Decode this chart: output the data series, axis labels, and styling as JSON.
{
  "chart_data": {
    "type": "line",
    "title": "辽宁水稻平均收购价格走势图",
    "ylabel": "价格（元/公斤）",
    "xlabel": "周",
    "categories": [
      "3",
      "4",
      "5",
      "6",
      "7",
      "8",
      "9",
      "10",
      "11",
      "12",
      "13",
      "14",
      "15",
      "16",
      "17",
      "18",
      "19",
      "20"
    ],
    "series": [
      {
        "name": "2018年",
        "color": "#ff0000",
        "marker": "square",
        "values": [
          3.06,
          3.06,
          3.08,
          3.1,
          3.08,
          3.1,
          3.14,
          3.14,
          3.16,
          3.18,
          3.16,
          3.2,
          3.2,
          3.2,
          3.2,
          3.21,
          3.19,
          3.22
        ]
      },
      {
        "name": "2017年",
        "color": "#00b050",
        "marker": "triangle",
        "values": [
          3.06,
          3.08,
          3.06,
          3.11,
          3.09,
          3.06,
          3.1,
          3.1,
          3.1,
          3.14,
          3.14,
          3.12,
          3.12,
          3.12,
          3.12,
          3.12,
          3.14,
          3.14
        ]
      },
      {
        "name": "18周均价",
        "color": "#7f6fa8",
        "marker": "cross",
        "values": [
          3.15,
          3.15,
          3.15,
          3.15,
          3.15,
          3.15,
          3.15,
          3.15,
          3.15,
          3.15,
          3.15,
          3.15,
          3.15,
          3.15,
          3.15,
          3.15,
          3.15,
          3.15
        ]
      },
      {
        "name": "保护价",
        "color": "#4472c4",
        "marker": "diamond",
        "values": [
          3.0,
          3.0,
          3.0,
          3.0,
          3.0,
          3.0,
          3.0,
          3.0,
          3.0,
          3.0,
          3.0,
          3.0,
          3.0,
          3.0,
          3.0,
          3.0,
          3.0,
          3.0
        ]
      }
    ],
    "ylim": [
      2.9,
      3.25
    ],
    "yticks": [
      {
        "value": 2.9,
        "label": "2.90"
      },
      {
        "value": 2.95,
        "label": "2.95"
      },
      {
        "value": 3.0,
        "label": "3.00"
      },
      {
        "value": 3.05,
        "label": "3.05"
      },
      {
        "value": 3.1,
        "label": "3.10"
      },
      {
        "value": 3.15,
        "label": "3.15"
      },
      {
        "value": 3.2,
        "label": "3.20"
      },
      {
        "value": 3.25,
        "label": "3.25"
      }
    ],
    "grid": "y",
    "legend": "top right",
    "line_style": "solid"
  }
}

__Prompt__.
Extract each line of the listing above, copying it word for word.

__Exercise result__.
Decode this chart: output the data series, axis labels, and styling as JSON.
{
  "chart_data": {
    "type": "line",
    "title": "辽宁水稻平均收购价格走势图",
    "ylabel": "价格（元/公斤）",
    "xlabel": "周",
    "categories": [
      "3",
      "4",
      "5",
      "6",
      "7",
      "8",
      "9",
      "10",
      "11",
      "12",
      "13",
      "14",
      "15",
      "16",
      "17",
      "18",
      "19",
      "20"
    ],
    "series": [
      {
        "name": "2018年",
        "color": "#ff0000",
        "marker": "square",
        "values": [
          3.06,
          3.06,
          3.08,
          3.1,
          3.08,
          3.1,
          3.14,
          3.14,
          3.16,
          3.18,
          3.16,
          3.2,
          3.2,
          3.2,
          3.2,
          3.21,
          3.19,
          3.22
        ]
      },
      {
        "name": "2017年",
        "color": "#00b050",
        "marker": "triangle",
        "values": [
          3.06,
          3.08,
          3.06,
          3.11,
          3.09,
          3.06,
          3.1,
          3.1,
          3.1,
          3.14,
          3.14,
          3.12,
          3.12,
          3.12,
          3.12,
          3.12,
          3.14,
          3.14
        ]
      },
      {
        "name": "18周均价",
        "color": "#7f6fa8",
        "marker": "cross",
        "values": [
          3.15,
          3.15,
          3.15,
          3.15,
          3.15,
          3.15,
          3.15,
          3.15,
          3.15,
          3.15,
          3.15,
          3.15,
          3.15,
          3.15,
          3.15,
          3.15,
          3.15,
          3.15
        ]
      },
      {
        "name": "保护价",
        "color": "#4472c4",
        "marker": "diamond",
        "values": [
          3.0,
          3.0,
          3.0,
          3.0,
          3.0,
          3.0,
          3.0,
          3.0,
          3.0,
          3.0,
          3.0,
          3.0,
          3.0,
          3.0,
          3.0,
          3.0,
          3.0,
          3.0
        ]
      }
    ],
    "ylim": [
      2.9,
      3.25
    ],
    "yticks": [
      {
        "value": 2.9,
        "label": "2.90"
      },
      {
        "value": 2.95,
        "label": "2.95"
      },
      {
        "value": 3.0,
        "label": "3.00"
      },
      {
        "value": 3.05,
        "label": "3.05"
      },
      {
        "value": 3.1,
        "label": "3.10"
      },
      {
        "value": 3.15,
        "label": "3.15"
      },
      {
        "value": 3.2,
        "label": "3.20"
      },
      {
        "value": 3.25,
        "label": "3.25"
      }
    ],
    "grid": "y",
    "legend": "top right",
    "line_style": "solid"
  }
}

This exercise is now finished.